- _STATED EXERCISE_
Make an exact copy of the lines, leaving the pictures out.

* begin INPUT MATERIAL *

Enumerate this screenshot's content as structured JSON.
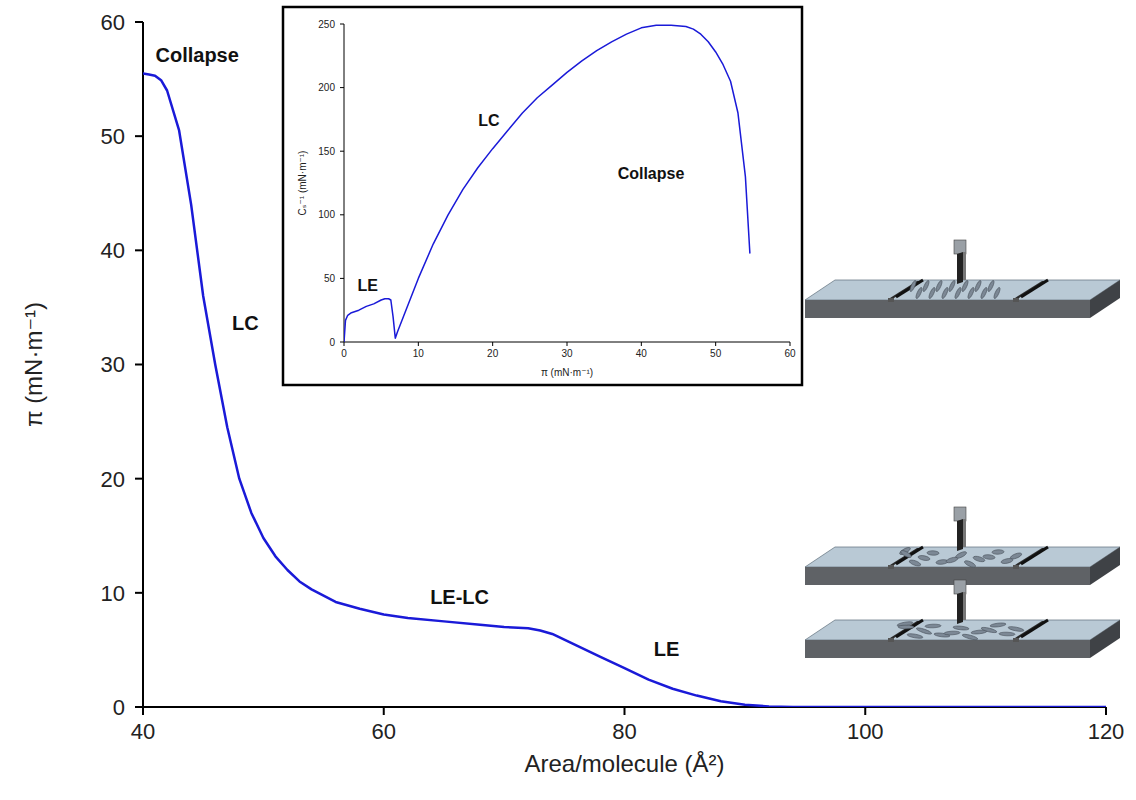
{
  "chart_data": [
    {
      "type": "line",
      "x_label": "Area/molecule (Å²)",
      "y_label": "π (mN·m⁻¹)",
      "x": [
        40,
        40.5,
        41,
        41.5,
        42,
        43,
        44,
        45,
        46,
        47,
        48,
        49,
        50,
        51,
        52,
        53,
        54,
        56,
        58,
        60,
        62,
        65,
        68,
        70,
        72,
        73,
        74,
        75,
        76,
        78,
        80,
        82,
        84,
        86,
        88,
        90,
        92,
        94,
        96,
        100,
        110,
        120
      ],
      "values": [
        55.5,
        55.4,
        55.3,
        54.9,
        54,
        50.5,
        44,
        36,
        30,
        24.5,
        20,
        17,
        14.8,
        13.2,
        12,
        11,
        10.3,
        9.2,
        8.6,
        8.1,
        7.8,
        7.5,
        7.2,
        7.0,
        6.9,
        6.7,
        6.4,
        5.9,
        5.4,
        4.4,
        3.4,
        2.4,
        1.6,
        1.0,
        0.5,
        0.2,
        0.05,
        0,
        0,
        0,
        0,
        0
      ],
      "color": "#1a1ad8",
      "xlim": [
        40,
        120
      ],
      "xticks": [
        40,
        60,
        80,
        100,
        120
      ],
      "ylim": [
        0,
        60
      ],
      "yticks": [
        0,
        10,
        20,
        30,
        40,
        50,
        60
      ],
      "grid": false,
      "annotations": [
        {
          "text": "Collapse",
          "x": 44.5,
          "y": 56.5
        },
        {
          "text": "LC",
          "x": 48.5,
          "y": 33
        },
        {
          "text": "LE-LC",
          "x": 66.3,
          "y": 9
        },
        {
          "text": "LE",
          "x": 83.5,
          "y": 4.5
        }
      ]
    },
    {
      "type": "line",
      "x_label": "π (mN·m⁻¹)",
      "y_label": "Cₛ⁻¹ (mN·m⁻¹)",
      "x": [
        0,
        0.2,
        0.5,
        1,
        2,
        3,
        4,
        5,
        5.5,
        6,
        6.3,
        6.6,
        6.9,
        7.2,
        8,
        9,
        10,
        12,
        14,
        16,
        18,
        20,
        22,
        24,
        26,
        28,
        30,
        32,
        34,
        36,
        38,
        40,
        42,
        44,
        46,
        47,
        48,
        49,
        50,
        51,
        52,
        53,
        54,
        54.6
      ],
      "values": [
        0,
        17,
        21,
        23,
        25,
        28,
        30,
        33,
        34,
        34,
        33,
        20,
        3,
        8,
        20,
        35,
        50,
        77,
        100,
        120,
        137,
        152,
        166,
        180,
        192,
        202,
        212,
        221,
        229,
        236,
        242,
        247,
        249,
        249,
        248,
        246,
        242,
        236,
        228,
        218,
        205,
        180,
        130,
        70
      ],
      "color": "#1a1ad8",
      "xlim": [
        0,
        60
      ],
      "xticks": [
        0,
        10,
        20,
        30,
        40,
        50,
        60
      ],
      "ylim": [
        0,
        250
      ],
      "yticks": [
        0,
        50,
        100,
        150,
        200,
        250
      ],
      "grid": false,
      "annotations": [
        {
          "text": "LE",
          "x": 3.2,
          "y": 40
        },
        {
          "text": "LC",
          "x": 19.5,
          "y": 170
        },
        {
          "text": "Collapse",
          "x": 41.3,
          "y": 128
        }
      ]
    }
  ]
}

* end INPUT MATERIAL *

- _THE RESPONSE_
Enumerate this screenshot's content as structured JSON.
{
  "chart_data": [
    {
      "type": "line",
      "x_label": "Area/molecule (Å²)",
      "y_label": "π (mN·m⁻¹)",
      "x": [
        40,
        40.5,
        41,
        41.5,
        42,
        43,
        44,
        45,
        46,
        47,
        48,
        49,
        50,
        51,
        52,
        53,
        54,
        56,
        58,
        60,
        62,
        65,
        68,
        70,
        72,
        73,
        74,
        75,
        76,
        78,
        80,
        82,
        84,
        86,
        88,
        90,
        92,
        94,
        96,
        100,
        110,
        120
      ],
      "values": [
        55.5,
        55.4,
        55.3,
        54.9,
        54,
        50.5,
        44,
        36,
        30,
        24.5,
        20,
        17,
        14.8,
        13.2,
        12,
        11,
        10.3,
        9.2,
        8.6,
        8.1,
        7.8,
        7.5,
        7.2,
        7.0,
        6.9,
        6.7,
        6.4,
        5.9,
        5.4,
        4.4,
        3.4,
        2.4,
        1.6,
        1.0,
        0.5,
        0.2,
        0.05,
        0,
        0,
        0,
        0,
        0
      ],
      "color": "#1a1ad8",
      "xlim": [
        40,
        120
      ],
      "xticks": [
        40,
        60,
        80,
        100,
        120
      ],
      "ylim": [
        0,
        60
      ],
      "yticks": [
        0,
        10,
        20,
        30,
        40,
        50,
        60
      ],
      "grid": false,
      "annotations": [
        {
          "text": "Collapse",
          "x": 44.5,
          "y": 56.5
        },
        {
          "text": "LC",
          "x": 48.5,
          "y": 33
        },
        {
          "text": "LE-LC",
          "x": 66.3,
          "y": 9
        },
        {
          "text": "LE",
          "x": 83.5,
          "y": 4.5
        }
      ]
    },
    {
      "type": "line",
      "x_label": "π (mN·m⁻¹)",
      "y_label": "Cₛ⁻¹ (mN·m⁻¹)",
      "x": [
        0,
        0.2,
        0.5,
        1,
        2,
        3,
        4,
        5,
        5.5,
        6,
        6.3,
        6.6,
        6.9,
        7.2,
        8,
        9,
        10,
        12,
        14,
        16,
        18,
        20,
        22,
        24,
        26,
        28,
        30,
        32,
        34,
        36,
        38,
        40,
        42,
        44,
        46,
        47,
        48,
        49,
        50,
        51,
        52,
        53,
        54,
        54.6
      ],
      "values": [
        0,
        17,
        21,
        23,
        25,
        28,
        30,
        33,
        34,
        34,
        33,
        20,
        3,
        8,
        20,
        35,
        50,
        77,
        100,
        120,
        137,
        152,
        166,
        180,
        192,
        202,
        212,
        221,
        229,
        236,
        242,
        247,
        249,
        249,
        248,
        246,
        242,
        236,
        228,
        218,
        205,
        180,
        130,
        70
      ],
      "color": "#1a1ad8",
      "xlim": [
        0,
        60
      ],
      "xticks": [
        0,
        10,
        20,
        30,
        40,
        50,
        60
      ],
      "ylim": [
        0,
        250
      ],
      "yticks": [
        0,
        50,
        100,
        150,
        200,
        250
      ],
      "grid": false,
      "annotations": [
        {
          "text": "LE",
          "x": 3.2,
          "y": 40
        },
        {
          "text": "LC",
          "x": 19.5,
          "y": 170
        },
        {
          "text": "Collapse",
          "x": 41.3,
          "y": 128
        }
      ]
    }
  ]
}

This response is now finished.